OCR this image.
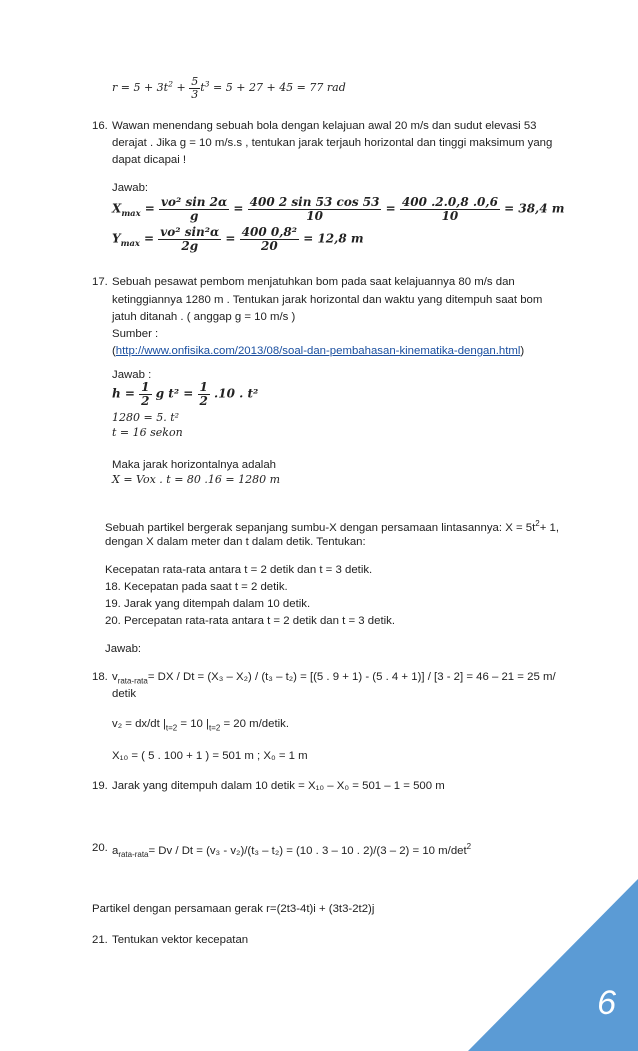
$r = 5 + 3t^2 + \frac{5}{3} t^3 = 5 + 27 + 45 = 77$ rad
16. Wawan menendang sebuah bola dengan kelajuan awal 20 m/s dan sudut elevasi 53
derajat . Jika g = 10 m/s.s , tentukan jarak terjauh horizontal dan tinggi maksimum yang
dapat dicapai !
Jawab:
$X_{max} = \frac{\text{vo² sin 2α}}{g} = \frac{400 2 \sin 53 \cos 53}{10} = \frac{400 .2.0,8 .0,6}{10} = 38,4$ m
$Y_{max} = \frac{\text{vo² sin²α}}{2g} = \frac{\text{400 0,8²}}{20} = 12,8$ m
17. Sebuah pesawat pembom menjatuhkan bom pada saat kelajuannya 80 m/s dan
ketinggiannya 1280 m . Tentukan jarak horizontal dan waktu yang ditempuh saat bom
jatuh ditanah . ( anggap g = 10 m/s )
Sumber :
(http://www.onfisika.com/2013/08/soal-dan-pembahasan-kinematika-dengan.html)
Jawab :
$h = \frac{1}{2}$ g $t^2 = \frac{1}{2} .10$ . t²
1280 = 5. t²
t = 16 sekon
Maka jarak horizontalnya adalah
X = Vox . t = 80 .16 = 1280 m
Sebuah partikel bergerak sepanjang sumbu-X dengan persamaan lintasannya: $X = 5t^2+ 1$,
dengan X dalam meter dan t dalam detik. Tentukan:
Kecepatan rata-rata antara t = 2 detik dan t = 3 detik.
18. Kecepatan pada saat t = 2 detik.
19. Jarak yang ditempah dalam 10 detik.
20. Percepatan rata-rata antara t = 2 detik dan t = 3 detik.
Jawab:
18. $v_{rata-rata}=$ DX / Dt = (X₃ – X₂) / (t₃ – t₂) = [(5 . 9 + 1) - (5 . 4 + 1)] / [3 - 2] = 46 – 21 = 25 m/
detik
v₂ = dx/dt $|_{t=2} = 10$ $|_{t=2} = 20$ m/detik.
X₁₀ = ( 5 . 100 + 1 ) = 501 m ; X₀ = 1 m
19. Jarak yang ditempuh dalam 10 detik = X₁₀ – X₀ = 501 – 1 = 500 m
20. $a_{rata-rata}= Dv / Dt = (v_3 - v_2)/(t_3 - t_2) = (10$ . 3 – 10 . 2)/(3 – 2) = 10 $m/\det^2$
Partikel dengan persamaan gerak r=(2t3-4t)i + (3t3-2t2)j
21. Tentukan vektor kecepatan
6
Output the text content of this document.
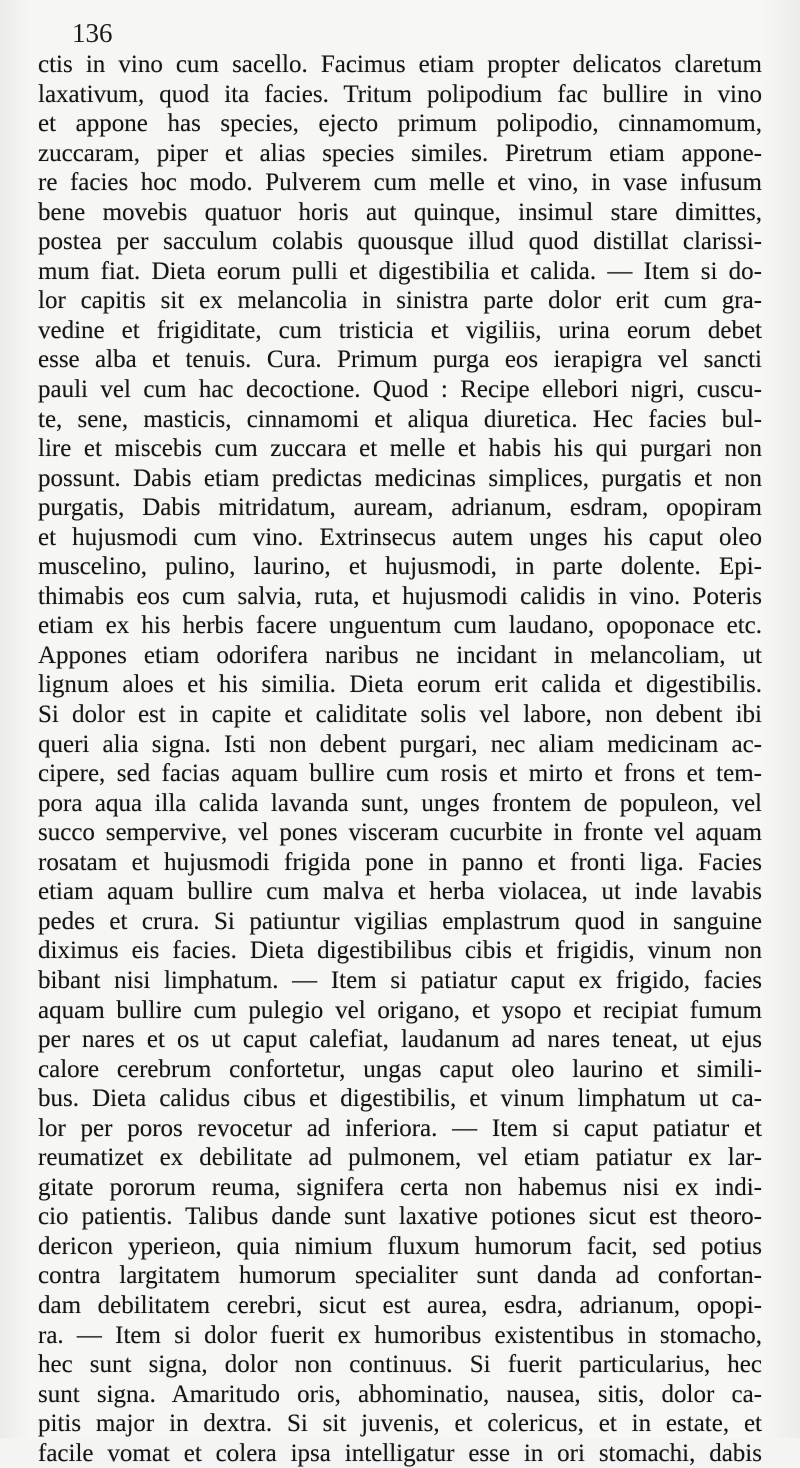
136
ctis in vino cum sacello. Facimus etiam propter delicatos claretum
laxativum, quod ita facies. Tritum polipodium fac bullire in vino
et appone has species, ejecto primum polipodio, cinnamomum,
zuccaram, piper et alias species similes. Piretrum etiam appone-
re facies hoc modo. Pulverem cum melle et vino, in vase infusum
bene movebis quatuor horis aut quinque, insimul stare dimittes,
postea per sacculum colabis quousque illud quod distillat clarissi-
mum fiat. Dieta eorum pulli et digestibilia et calida. — Item si do-
lor capitis sit ex melancolia in sinistra parte dolor erit cum gra-
vedine et frigiditate, cum tristicia et vigiliis, urina eorum debet
esse alba et tenuis. Cura. Primum purga eos ierapigra vel sancti
pauli vel cum hac decoctione. Quod : Recipe ellebori nigri, cuscu-
te, sene, masticis, cinnamomi et aliqua diuretica. Hec facies bul-
lire et miscebis cum zuccara et melle et habis his qui purgari non
possunt. Dabis etiam predictas medicinas simplices, purgatis et non
purgatis, Dabis mitridatum, auream, adrianum, esdram, opopiram
et hujusmodi cum vino. Extrinsecus autem unges his caput oleo
muscelino, pulino, laurino, et hujusmodi, in parte dolente. Epi-
thimabis eos cum salvia, ruta, et hujusmodi calidis in vino. Poteris
etiam ex his herbis facere unguentum cum laudano, opoponace etc.
Appones etiam odorifera naribus ne incidant in melancoliam, ut
lignum aloes et his similia. Dieta eorum erit calida et digestibilis.
Si dolor est in capite et caliditate solis vel labore, non debent ibi
queri alia signa. Isti non debent purgari, nec aliam medicinam ac-
cipere, sed facias aquam bullire cum rosis et mirto et frons et tem-
pora aqua illa calida lavanda sunt, unges frontem de populeon, vel
succo sempervive, vel pones visceram cucurbite in fronte vel aquam
rosatam et hujusmodi frigida pone in panno et fronti liga. Facies
etiam aquam bullire cum malva et herba violacea, ut inde lavabis
pedes et crura. Si patiuntur vigilias emplastrum quod in sanguine
diximus eis facies. Dieta digestibilibus cibis et frigidis, vinum non
bibant nisi limphatum. — Item si patiatur caput ex frigido, facies
aquam bullire cum pulegio vel origano, et ysopo et recipiat fumum
per nares et os ut caput calefiat, laudanum ad nares teneat, ut ejus
calore cerebrum confortetur, ungas caput oleo laurino et simili-
bus. Dieta calidus cibus et digestibilis, et vinum limphatum ut ca-
lor per poros revocetur ad inferiora. — Item si caput patiatur et
reumatizet ex debilitate ad pulmonem, vel etiam patiatur ex lar-
gitate pororum reuma, signifera certa non habemus nisi ex indi-
cio patientis. Talibus dande sunt laxative potiones sicut est theoro-
dericon yperieon, quia nimium fluxum humorum facit, sed potius
contra largitatem humorum specialiter sunt danda ad confortan-
dam debilitatem cerebri, sicut est aurea, esdra, adrianum, opopi-
ra. — Item si dolor fuerit ex humoribus existentibus in stomacho,
hec sunt signa, dolor non continuus. Si fuerit particularius, hec
sunt signa. Amaritudo oris, abhominatio, nausea, sitis, dolor ca-
pitis major in dextra. Si sit juvenis, et colericus, et in estate, et
facile vomat et colera ipsa intelligatur esse in ori stomachi, dabis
• • • • •
Task prompt: From the records above, pick out and copy each line holding the word "fuerit".

Final result:
ra. — Item si dolor fuerit ex humoribus existentibus in stomacho,
hec sunt signa, dolor non continuus. Si fuerit particularius, hec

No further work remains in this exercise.